--- STATED GOAL ---
Look through the listing and locate every line containing the word "Оценка"; copy those lines.

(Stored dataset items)
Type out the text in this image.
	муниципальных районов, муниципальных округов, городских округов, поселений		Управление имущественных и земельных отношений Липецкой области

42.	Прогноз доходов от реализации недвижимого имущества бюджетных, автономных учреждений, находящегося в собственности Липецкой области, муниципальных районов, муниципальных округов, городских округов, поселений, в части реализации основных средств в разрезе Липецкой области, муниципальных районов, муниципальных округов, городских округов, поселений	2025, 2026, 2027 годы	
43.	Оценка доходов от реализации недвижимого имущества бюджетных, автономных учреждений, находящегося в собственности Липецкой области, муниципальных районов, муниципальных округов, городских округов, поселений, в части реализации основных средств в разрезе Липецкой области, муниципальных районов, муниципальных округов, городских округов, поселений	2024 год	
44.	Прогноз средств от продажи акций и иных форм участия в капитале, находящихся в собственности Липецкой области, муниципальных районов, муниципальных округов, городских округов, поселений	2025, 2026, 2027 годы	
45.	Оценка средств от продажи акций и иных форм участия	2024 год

--- REPLY ---
43.	Оценка доходов от реализации недвижимого имущества бюджетных, автономных учреждений, находящегося в собственности Липецкой области, муниципальных районов, муниципальных округов, городских округов, поселений, в части реализации основных средств в разрезе Липецкой области, муниципальных районов, муниципальных округов, городских округов, поселений	2024 год	
45.	Оценка средств от продажи акций и иных форм участия	2024 год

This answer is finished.